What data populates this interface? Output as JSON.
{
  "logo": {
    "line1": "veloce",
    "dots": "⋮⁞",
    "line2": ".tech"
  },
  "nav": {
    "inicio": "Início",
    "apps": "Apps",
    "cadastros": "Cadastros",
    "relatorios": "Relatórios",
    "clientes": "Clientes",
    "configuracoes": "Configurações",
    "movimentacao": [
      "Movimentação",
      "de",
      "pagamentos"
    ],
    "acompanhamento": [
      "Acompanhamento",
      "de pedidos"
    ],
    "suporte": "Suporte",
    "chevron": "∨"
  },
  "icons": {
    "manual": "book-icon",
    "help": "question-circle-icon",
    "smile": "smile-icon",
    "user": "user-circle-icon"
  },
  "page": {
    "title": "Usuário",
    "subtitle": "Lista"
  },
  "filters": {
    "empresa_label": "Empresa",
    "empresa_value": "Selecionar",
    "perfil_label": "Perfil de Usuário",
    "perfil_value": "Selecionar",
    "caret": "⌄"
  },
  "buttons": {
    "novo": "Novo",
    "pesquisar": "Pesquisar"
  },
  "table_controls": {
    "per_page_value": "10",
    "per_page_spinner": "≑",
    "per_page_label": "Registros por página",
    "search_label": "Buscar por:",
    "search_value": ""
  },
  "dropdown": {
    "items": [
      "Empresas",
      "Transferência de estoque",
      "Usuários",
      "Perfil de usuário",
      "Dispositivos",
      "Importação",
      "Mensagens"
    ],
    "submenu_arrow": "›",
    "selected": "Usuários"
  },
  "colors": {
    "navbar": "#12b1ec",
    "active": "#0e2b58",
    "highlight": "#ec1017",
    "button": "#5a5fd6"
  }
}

* **WRITTEN INSTRUCTION**: Every entry must be retyped in full, exactly as given.

* **WRITTEN ANSWER**:
What data populates this interface? Output as JSON.
{
  "logo": {
    "line1": "veloce",
    "dots": "⋮⁞",
    "line2": ".tech"
  },
  "nav": {
    "inicio": "Início",
    "apps": "Apps",
    "cadastros": "Cadastros",
    "relatorios": "Relatórios",
    "clientes": "Clientes",
    "configuracoes": "Configurações",
    "movimentacao": [
      "Movimentação",
      "de",
      "pagamentos"
    ],
    "acompanhamento": [
      "Acompanhamento",
      "de pedidos"
    ],
    "suporte": "Suporte",
    "chevron": "∨"
  },
  "icons": {
    "manual": "book-icon",
    "help": "question-circle-icon",
    "smile": "smile-icon",
    "user": "user-circle-icon"
  },
  "page": {
    "title": "Usuário",
    "subtitle": "Lista"
  },
  "filters": {
    "empresa_label": "Empresa",
    "empresa_value": "Selecionar",
    "perfil_label": "Perfil de Usuário",
    "perfil_value": "Selecionar",
    "caret": "⌄"
  },
  "buttons": {
    "novo": "Novo",
    "pesquisar": "Pesquisar"
  },
  "table_controls": {
    "per_page_value": "10",
    "per_page_spinner": "≑",
    "per_page_label": "Registros por página",
    "search_label": "Buscar por:",
    "search_value": ""
  },
  "dropdown": {
    "items": [
      "Empresas",
      "Transferência de estoque",
      "Usuários",
      "Perfil de usuário",
      "Dispositivos",
      "Importação",
      "Mensagens"
    ],
    "submenu_arrow": "›",
    "selected": "Usuários"
  },
  "colors": {
    "navbar": "#12b1ec",
    "active": "#0e2b58",
    "highlight": "#ec1017",
    "button": "#5a5fd6"
  }
}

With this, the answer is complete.